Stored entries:
#####
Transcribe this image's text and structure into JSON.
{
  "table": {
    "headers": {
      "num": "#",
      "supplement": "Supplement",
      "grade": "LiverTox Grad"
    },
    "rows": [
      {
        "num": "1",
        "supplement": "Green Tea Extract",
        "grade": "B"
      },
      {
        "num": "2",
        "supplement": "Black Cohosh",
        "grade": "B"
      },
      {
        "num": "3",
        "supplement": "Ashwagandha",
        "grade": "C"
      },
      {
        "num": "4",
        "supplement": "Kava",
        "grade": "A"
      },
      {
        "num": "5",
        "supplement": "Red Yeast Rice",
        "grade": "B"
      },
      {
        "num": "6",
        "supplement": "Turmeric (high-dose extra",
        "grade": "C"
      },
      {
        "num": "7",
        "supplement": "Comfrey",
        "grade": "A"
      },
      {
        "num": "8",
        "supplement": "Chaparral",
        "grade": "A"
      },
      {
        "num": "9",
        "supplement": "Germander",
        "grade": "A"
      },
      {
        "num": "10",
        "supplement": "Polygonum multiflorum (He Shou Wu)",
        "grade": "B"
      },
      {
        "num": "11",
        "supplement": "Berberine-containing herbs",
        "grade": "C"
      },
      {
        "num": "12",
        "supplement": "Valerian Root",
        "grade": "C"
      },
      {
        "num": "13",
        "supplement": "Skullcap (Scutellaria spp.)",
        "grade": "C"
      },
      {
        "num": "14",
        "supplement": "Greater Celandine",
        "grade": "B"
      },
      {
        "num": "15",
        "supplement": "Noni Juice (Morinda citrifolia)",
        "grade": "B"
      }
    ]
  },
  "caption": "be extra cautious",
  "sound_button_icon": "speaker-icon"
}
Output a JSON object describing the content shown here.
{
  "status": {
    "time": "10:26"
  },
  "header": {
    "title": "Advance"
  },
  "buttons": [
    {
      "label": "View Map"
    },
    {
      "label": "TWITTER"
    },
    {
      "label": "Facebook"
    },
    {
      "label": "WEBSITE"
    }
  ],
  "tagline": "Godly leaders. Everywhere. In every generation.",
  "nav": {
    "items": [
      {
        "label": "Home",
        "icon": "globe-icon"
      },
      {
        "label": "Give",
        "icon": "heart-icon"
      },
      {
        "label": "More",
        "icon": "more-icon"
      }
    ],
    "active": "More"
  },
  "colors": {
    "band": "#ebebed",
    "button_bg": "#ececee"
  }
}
#####
Work to do ::
Print exactly the lines from the one with "Output a JSON" through the end of the data, inclusive.

Solution to this task ::
Output a JSON object describing the content shown here.
{
  "status": {
    "time": "10:26"
  },
  "header": {
    "title": "Advance"
  },
  "buttons": [
    {
      "label": "View Map"
    },
    {
      "label": "TWITTER"
    },
    {
      "label": "Facebook"
    },
    {
      "label": "WEBSITE"
    }
  ],
  "tagline": "Godly leaders. Everywhere. In every generation.",
  "nav": {
    "items": [
      {
        "label": "Home",
        "icon": "globe-icon"
      },
      {
        "label": "Give",
        "icon": "heart-icon"
      },
      {
        "label": "More",
        "icon": "more-icon"
      }
    ],
    "active": "More"
  },
  "colors": {
    "band": "#ebebed",
    "button_bg": "#ececee"
  }
}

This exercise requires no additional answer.